#### Brief:
Answer with a single number: the count of lines that hold "Castigliano".

(Recorded data)
※

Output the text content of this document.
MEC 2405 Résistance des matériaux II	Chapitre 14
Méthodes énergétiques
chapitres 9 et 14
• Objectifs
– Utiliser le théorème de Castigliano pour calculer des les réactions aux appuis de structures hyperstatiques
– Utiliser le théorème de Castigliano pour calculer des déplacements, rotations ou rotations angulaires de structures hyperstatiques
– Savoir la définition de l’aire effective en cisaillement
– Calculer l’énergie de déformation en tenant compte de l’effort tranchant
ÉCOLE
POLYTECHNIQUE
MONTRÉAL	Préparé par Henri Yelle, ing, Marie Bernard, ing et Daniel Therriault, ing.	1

※

#### Problem solution:
2